(Extracted data entries)
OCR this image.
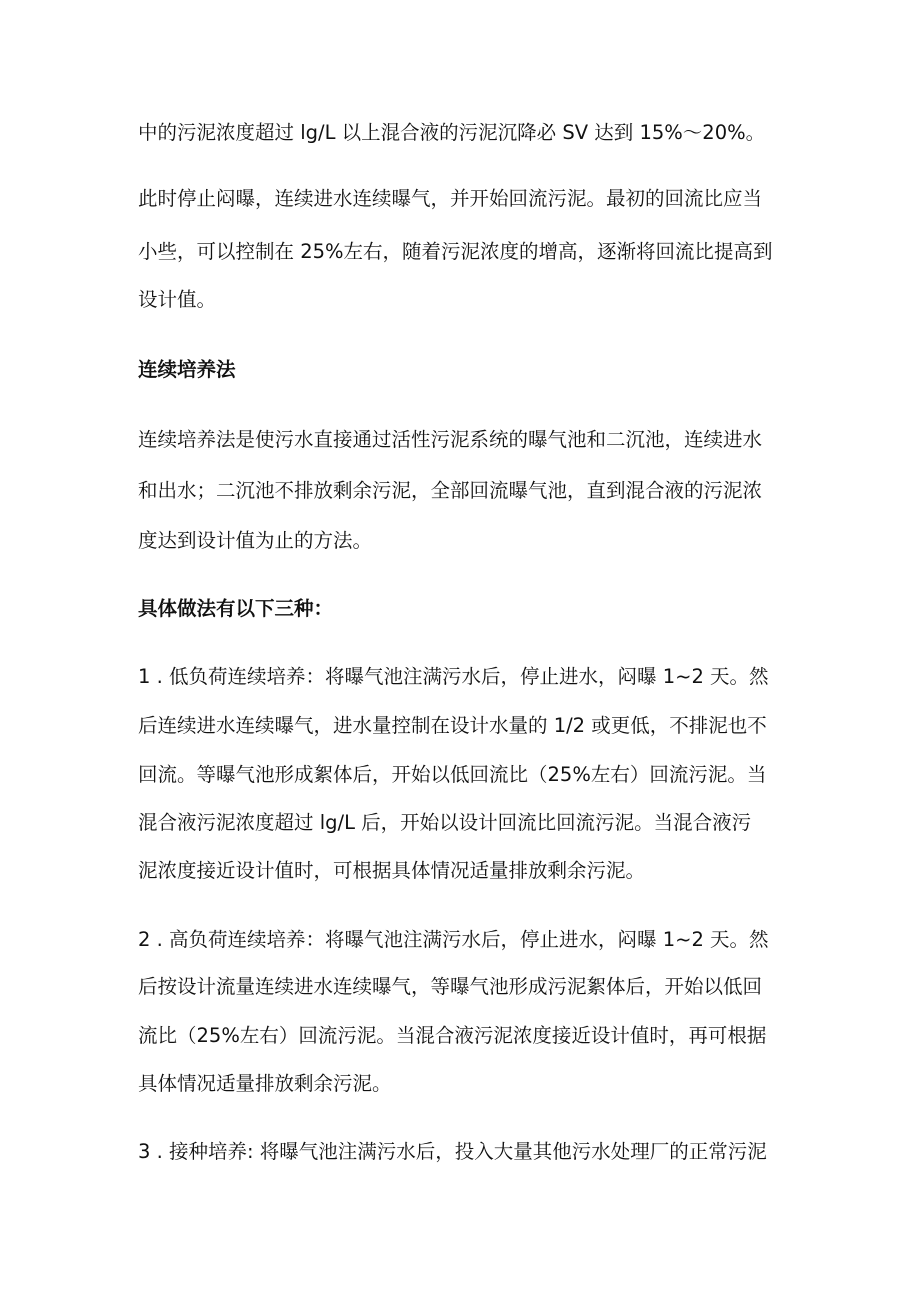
中的污泥浓度超过 lg/L 以上混合液的污泥沉降必 SV 达到 15%～20%。
此时停止闷曝，连续进水连续曝气，并开始回流污泥。最初的回流比应当
小些，可以控制在 25%左右，随着污泥浓度的增高，逐渐将回流比提高到
设计值。
连续培养法
连续培养法是使污水直接通过活性污泥系统的曝气池和二沉池，连续进水
和出水；二沉池不排放剩余污泥，全部回流曝气池，直到混合液的污泥浓
度达到设计值为止的方法。
具体做法有以下三种：
1 . 低负荷连续培养：将曝气池注满污水后，停止进水，闷曝 1~2 天。然
后连续进水连续曝气，进水量控制在设计水量的 1/2 或更低，不排泥也不
回流。等曝气池形成絮体后，开始以低回流比（25%左右）回流污泥。当
混合液污泥浓度超过 lg/L 后，开始以设计回流比回流污泥。当混合液污
泥浓度接近设计值时，可根据具体情况适量排放剩余污泥。
2 . 高负荷连续培养：将曝气池注满污水后，停止进水，闷曝 1~2 天。然
后按设计流量连续进水连续曝气，等曝气池形成污泥絮体后，开始以低回
流比（25%左右）回流污泥。当混合液污泥浓度接近设计值时，再可根据
具体情况适量排放剩余污泥。
3 . 接种培养: 将曝气池注满污水后，投入大量其他污水处理厂的正常污泥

■ Set exercise:
Repeat the records above exactly, leaving out the pictures.

■ Exercise result:
OCR this image.
中的污泥浓度超过 lg/L 以上混合液的污泥沉降必 SV 达到 15%～20%。
此时停止闷曝，连续进水连续曝气，并开始回流污泥。最初的回流比应当
小些，可以控制在 25%左右，随着污泥浓度的增高，逐渐将回流比提高到
设计值。
连续培养法
连续培养法是使污水直接通过活性污泥系统的曝气池和二沉池，连续进水
和出水；二沉池不排放剩余污泥，全部回流曝气池，直到混合液的污泥浓
度达到设计值为止的方法。
具体做法有以下三种：
1 . 低负荷连续培养：将曝气池注满污水后，停止进水，闷曝 1~2 天。然
后连续进水连续曝气，进水量控制在设计水量的 1/2 或更低，不排泥也不
回流。等曝气池形成絮体后，开始以低回流比（25%左右）回流污泥。当
混合液污泥浓度超过 lg/L 后，开始以设计回流比回流污泥。当混合液污
泥浓度接近设计值时，可根据具体情况适量排放剩余污泥。
2 . 高负荷连续培养：将曝气池注满污水后，停止进水，闷曝 1~2 天。然
后按设计流量连续进水连续曝气，等曝气池形成污泥絮体后，开始以低回
流比（25%左右）回流污泥。当混合液污泥浓度接近设计值时，再可根据
具体情况适量排放剩余污泥。
3 . 接种培养: 将曝气池注满污水后，投入大量其他污水处理厂的正常污泥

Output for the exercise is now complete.